DATA LINES:
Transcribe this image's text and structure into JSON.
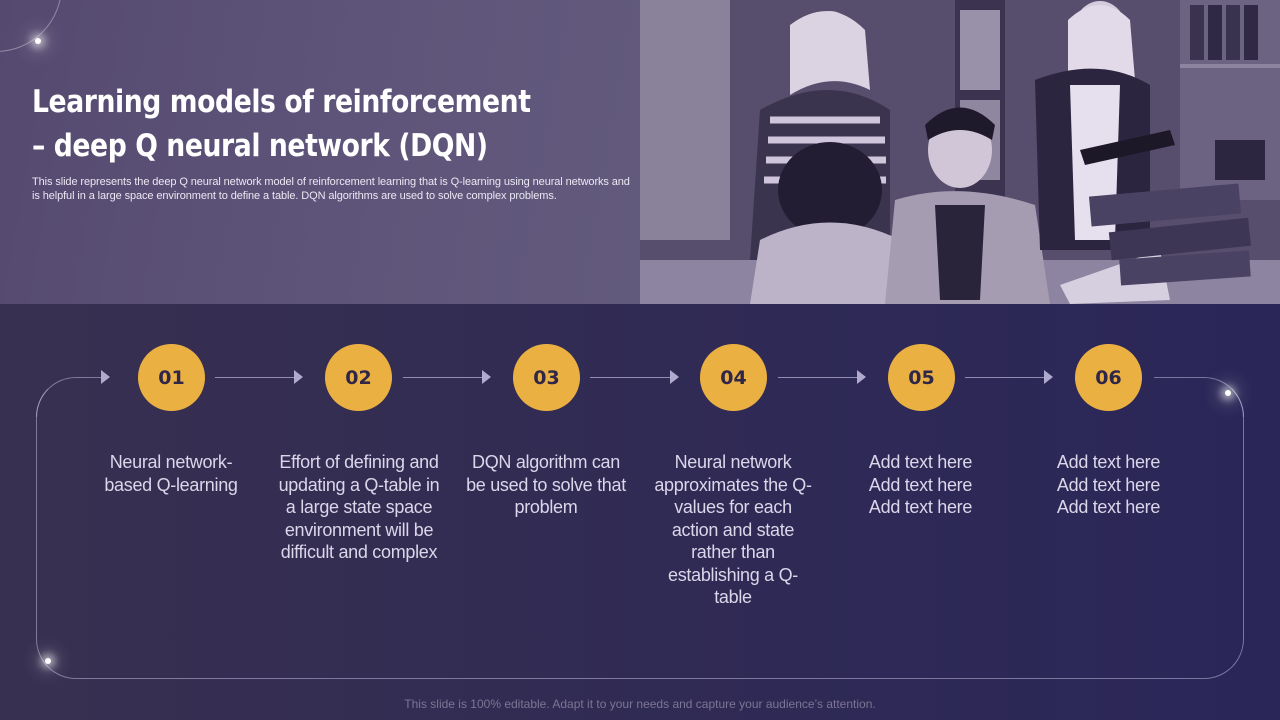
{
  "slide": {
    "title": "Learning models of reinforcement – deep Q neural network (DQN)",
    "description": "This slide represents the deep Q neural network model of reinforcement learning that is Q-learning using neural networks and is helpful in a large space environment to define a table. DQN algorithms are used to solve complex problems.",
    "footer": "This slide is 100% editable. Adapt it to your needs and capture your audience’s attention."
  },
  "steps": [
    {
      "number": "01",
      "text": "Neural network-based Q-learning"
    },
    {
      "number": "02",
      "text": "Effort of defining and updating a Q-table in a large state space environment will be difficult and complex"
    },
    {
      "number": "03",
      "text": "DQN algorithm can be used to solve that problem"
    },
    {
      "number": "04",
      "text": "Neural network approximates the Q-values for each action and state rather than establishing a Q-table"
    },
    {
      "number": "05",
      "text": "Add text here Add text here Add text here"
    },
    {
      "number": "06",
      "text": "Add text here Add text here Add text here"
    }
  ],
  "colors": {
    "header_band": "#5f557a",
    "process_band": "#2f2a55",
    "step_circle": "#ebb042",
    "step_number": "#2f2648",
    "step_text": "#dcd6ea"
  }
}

---

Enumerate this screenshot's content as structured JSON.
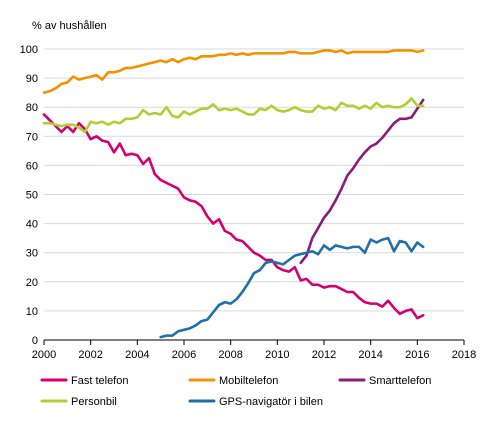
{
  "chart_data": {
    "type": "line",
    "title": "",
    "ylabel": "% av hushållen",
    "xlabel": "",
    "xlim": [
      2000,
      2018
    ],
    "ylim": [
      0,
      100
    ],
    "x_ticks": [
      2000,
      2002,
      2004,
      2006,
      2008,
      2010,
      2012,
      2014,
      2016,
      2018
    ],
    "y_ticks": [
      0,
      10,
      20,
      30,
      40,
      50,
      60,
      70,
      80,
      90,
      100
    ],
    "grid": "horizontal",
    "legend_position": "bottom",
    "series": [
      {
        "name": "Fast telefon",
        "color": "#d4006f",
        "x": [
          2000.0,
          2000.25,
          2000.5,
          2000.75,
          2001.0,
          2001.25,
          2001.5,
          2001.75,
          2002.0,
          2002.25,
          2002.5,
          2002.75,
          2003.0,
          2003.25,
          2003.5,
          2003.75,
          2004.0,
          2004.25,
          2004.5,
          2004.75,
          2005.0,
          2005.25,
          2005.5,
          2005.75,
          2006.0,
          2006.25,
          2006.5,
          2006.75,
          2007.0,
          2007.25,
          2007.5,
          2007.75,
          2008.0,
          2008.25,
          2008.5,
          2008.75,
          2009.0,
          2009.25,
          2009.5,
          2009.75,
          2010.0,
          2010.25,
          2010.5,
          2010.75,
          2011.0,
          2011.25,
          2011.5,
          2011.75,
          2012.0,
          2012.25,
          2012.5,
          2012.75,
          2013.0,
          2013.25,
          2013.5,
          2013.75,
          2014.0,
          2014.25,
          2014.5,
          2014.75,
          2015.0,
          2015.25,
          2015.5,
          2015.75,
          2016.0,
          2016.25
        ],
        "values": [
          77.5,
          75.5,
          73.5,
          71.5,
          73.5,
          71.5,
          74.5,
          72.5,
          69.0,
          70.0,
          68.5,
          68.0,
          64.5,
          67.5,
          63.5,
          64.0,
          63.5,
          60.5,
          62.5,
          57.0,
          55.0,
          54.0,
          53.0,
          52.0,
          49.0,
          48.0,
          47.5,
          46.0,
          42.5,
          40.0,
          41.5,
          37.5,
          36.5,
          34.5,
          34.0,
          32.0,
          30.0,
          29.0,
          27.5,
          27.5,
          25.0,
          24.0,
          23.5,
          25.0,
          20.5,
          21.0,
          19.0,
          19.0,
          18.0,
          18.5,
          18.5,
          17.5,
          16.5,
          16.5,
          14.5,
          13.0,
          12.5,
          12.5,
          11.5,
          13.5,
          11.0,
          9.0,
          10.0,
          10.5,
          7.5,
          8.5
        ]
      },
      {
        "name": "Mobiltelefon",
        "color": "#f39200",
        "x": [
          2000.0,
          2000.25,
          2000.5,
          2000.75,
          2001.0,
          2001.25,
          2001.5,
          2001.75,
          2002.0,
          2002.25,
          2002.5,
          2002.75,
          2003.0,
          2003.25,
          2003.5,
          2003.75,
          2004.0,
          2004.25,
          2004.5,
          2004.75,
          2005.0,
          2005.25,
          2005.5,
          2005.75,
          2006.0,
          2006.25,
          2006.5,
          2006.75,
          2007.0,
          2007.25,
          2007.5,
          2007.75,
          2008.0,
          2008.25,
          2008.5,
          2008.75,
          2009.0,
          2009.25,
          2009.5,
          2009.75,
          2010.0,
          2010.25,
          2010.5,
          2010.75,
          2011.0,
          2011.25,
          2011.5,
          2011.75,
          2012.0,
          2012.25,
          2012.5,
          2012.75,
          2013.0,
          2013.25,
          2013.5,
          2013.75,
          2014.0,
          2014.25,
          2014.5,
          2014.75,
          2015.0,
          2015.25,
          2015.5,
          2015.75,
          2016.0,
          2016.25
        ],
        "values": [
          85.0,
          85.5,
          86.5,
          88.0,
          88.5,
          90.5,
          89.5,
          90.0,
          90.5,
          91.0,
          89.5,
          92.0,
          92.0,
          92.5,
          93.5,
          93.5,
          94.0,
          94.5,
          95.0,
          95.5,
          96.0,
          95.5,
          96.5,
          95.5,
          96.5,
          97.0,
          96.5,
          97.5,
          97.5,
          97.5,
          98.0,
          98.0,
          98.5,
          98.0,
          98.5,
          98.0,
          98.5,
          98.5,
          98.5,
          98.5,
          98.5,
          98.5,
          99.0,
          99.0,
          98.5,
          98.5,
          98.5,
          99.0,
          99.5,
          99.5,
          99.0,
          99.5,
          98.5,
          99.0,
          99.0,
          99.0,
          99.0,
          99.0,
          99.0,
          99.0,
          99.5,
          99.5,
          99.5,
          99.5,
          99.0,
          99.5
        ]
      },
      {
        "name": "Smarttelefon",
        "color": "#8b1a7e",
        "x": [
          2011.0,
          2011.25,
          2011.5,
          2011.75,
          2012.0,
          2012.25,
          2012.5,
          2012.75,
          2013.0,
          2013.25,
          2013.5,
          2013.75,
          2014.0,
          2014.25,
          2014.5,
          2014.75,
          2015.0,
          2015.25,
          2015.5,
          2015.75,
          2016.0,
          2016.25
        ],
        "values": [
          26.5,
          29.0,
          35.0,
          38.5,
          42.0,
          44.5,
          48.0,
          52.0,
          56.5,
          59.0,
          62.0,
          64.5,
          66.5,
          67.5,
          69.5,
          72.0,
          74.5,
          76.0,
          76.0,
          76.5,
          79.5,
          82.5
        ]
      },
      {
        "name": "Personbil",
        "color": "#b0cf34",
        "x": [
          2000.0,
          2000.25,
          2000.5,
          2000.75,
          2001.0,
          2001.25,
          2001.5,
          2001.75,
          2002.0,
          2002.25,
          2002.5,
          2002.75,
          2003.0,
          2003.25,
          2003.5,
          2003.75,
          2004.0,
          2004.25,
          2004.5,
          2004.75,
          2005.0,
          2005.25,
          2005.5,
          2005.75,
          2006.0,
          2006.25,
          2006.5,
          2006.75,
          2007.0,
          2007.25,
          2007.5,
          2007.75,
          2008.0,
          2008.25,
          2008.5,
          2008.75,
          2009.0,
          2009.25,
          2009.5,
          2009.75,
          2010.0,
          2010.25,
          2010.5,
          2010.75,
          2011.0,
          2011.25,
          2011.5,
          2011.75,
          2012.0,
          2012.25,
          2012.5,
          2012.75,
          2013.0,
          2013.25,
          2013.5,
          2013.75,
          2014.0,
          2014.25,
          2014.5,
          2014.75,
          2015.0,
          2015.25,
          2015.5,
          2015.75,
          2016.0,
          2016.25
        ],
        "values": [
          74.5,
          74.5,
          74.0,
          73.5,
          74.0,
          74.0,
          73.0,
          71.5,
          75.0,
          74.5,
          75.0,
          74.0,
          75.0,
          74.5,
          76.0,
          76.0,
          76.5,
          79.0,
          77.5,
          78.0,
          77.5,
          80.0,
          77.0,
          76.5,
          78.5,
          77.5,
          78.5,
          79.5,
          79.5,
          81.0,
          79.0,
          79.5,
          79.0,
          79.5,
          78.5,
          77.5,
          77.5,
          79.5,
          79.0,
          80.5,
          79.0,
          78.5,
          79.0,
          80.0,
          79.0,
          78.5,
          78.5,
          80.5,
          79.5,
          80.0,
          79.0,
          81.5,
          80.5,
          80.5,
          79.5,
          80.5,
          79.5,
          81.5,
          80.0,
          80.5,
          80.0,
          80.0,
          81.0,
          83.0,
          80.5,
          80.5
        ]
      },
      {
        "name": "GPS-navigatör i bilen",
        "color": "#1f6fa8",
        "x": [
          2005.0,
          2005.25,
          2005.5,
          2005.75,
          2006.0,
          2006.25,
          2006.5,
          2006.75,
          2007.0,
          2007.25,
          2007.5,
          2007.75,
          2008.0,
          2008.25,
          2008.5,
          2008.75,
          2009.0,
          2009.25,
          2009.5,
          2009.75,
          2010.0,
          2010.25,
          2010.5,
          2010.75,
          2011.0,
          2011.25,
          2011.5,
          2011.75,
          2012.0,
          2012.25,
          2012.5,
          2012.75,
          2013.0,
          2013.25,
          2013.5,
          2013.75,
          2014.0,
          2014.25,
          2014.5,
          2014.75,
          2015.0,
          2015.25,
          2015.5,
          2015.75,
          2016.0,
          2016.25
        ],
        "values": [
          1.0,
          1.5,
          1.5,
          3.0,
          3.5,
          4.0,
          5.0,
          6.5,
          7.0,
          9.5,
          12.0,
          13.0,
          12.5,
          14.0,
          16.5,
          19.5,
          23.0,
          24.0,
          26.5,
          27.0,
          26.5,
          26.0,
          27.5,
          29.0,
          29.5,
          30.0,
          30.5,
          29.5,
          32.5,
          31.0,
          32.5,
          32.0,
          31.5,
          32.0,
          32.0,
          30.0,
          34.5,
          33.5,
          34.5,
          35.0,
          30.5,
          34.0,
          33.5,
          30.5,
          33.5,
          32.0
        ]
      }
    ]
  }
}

REQUEST: Copy each line of the preceding data that contains the string "name".

RESULT:
        "name": "Fast telefon",
        "name": "Mobiltelefon",
        "name": "Smarttelefon",
        "name": "Personbil",
        "name": "GPS-navigatör i bilen",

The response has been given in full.